§ **Task instructions**:
Exactly reproduce all the records, keeping pictures out of the copy.

§ **Data for this task**:
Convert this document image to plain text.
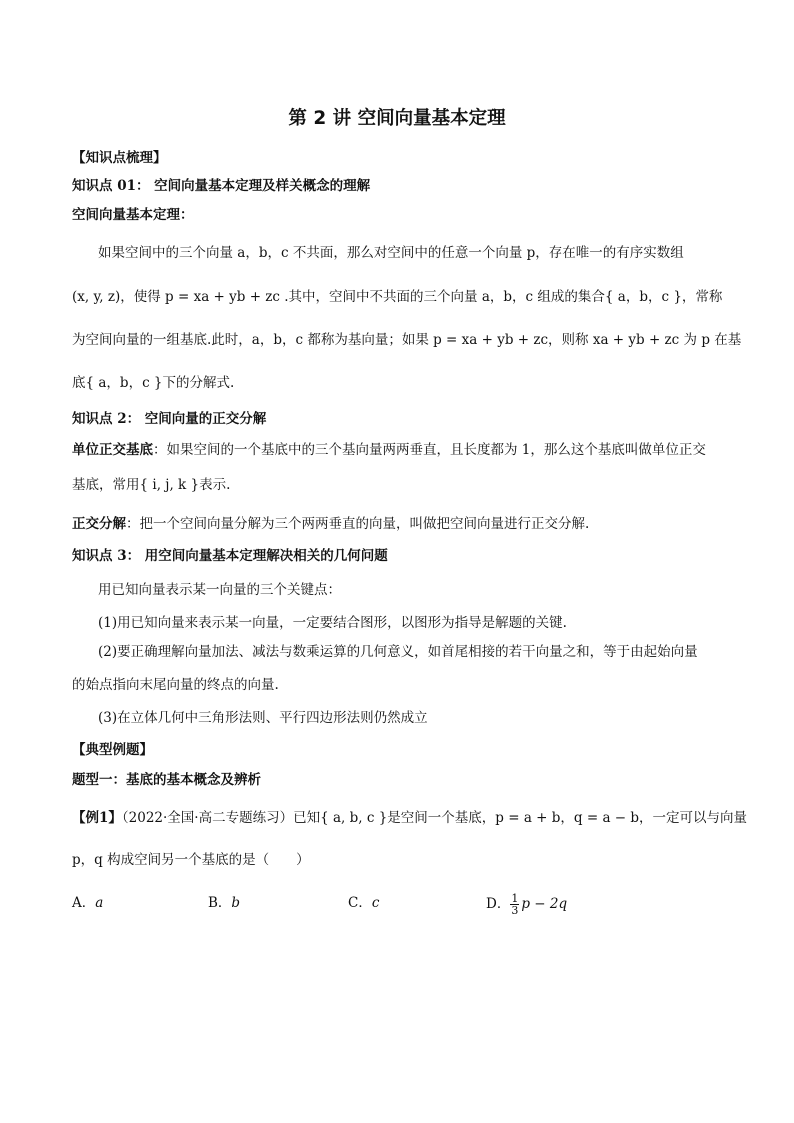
第 2 讲 空间向量基本定理
【知识点梳理】
知识点 01： 空间向量基本定理及样关概念的理解
空间向量基本定理：
如果空间中的三个向量 a，b，c 不共面，那么对空间中的任意一个向量 p，存在唯一的有序实数组
(x, y, z)，使得 p = xa + yb + zc .其中，空间中不共面的三个向量 a，b，c 组成的集合{ a，b，c }，常称
为空间向量的一组基底.此时，a，b，c 都称为基向量；如果 p = xa + yb + zc，则称 xa + yb + zc 为 p 在基
底{ a，b，c }下的分解式.
知识点 2： 空间向量的正交分解
单位正交基底：如果空间的一个基底中的三个基向量两两垂直，且长度都为 1，那么这个基底叫做单位正交
基底，常用{ i, j, k }表示.
正交分解：把一个空间向量分解为三个两两垂直的向量，叫做把空间向量进行正交分解.
知识点 3： 用空间向量基本定理解决相关的几何问题
用已知向量表示某一向量的三个关键点：
(1)用已知向量来表示某一向量，一定要结合图形，以图形为指导是解题的关键.
(2)要正确理解向量加法、减法与数乘运算的几何意义，如首尾相接的若干向量之和，等于由起始向量
的始点指向末尾向量的终点的向量.
(3)在立体几何中三角形法则、平行四边形法则仍然成立
【典型例题】
题型一：基底的基本概念及辨析
【例1】（2022·全国·高二专题练习）已知{ a, b, c }是空间一个基底，p = a + b，q = a − b，一定可以与向量
p，q 构成空间另一个基底的是（　　）
A．a	B．b	C．c	D． $\frac{1}{3}$ p − 2q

§ **Finished task**:
Convert this document image to plain text.
第 2 讲 空间向量基本定理
【知识点梳理】
知识点 01： 空间向量基本定理及样关概念的理解
空间向量基本定理：
如果空间中的三个向量 a，b，c 不共面，那么对空间中的任意一个向量 p，存在唯一的有序实数组
(x, y, z)，使得 p = xa + yb + zc .其中，空间中不共面的三个向量 a，b，c 组成的集合{ a，b，c }，常称
为空间向量的一组基底.此时，a，b，c 都称为基向量；如果 p = xa + yb + zc，则称 xa + yb + zc 为 p 在基
底{ a，b，c }下的分解式.
知识点 2： 空间向量的正交分解
单位正交基底：如果空间的一个基底中的三个基向量两两垂直，且长度都为 1，那么这个基底叫做单位正交
基底，常用{ i, j, k }表示.
正交分解：把一个空间向量分解为三个两两垂直的向量，叫做把空间向量进行正交分解.
知识点 3： 用空间向量基本定理解决相关的几何问题
用已知向量表示某一向量的三个关键点：
(1)用已知向量来表示某一向量，一定要结合图形，以图形为指导是解题的关键.
(2)要正确理解向量加法、减法与数乘运算的几何意义，如首尾相接的若干向量之和，等于由起始向量
的始点指向末尾向量的终点的向量.
(3)在立体几何中三角形法则、平行四边形法则仍然成立
【典型例题】
题型一：基底的基本概念及辨析
【例1】（2022·全国·高二专题练习）已知{ a, b, c }是空间一个基底，p = a + b，q = a − b，一定可以与向量
p，q 构成空间另一个基底的是（　　）
A．a	B．b	C．c	D． $\frac{1}{3}$ p − 2q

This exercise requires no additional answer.